──────── Records provided ────────

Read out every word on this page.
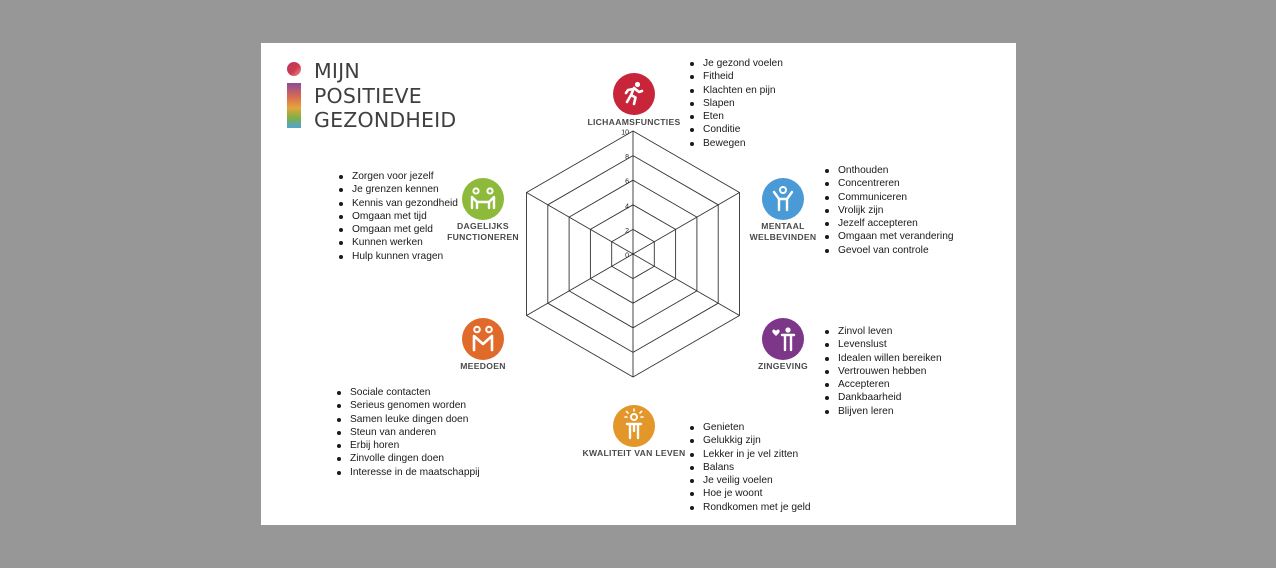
MIJN
POSITIEVE
GEZONDHEID
0
2
4
6
8
10
LICHAAMSFUNCTIES
Je gezond voelen
Fitheid
Klachten en pijn
Slapen
Eten
Conditie
Bewegen
MENTAAL
WELBEVINDEN
Onthouden
Concentreren
Communiceren
Vrolijk zijn
Jezelf accepteren
Omgaan met verandering
Gevoel van controle
ZINGEVING
Zinvol leven
Levenslust
Idealen willen bereiken
Vertrouwen hebben
Accepteren
Dankbaarheid
Blijven leren
KWALITEIT VAN LEVEN
Genieten
Gelukkig zijn
Lekker in je vel zitten
Balans
Je veilig voelen
Hoe je woont
Rondkomen met je geld
MEEDOEN
Sociale contacten
Serieus genomen worden
Samen leuke dingen doen
Steun van anderen
Erbij horen
Zinvolle dingen doen
Interesse in de maatschappij
DAGELIJKS
FUNCTIONEREN
Zorgen voor jezelf
Je grenzen kennen
Kennis van gezondheid
Omgaan met tijd
Omgaan met geld
Kunnen werken
Hulp kunnen vragen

────────

When the word "Omgaan" shows up in a line of the entries, report that line.

Task response
Omgaan met verandering
Omgaan met tijd
Omgaan met geld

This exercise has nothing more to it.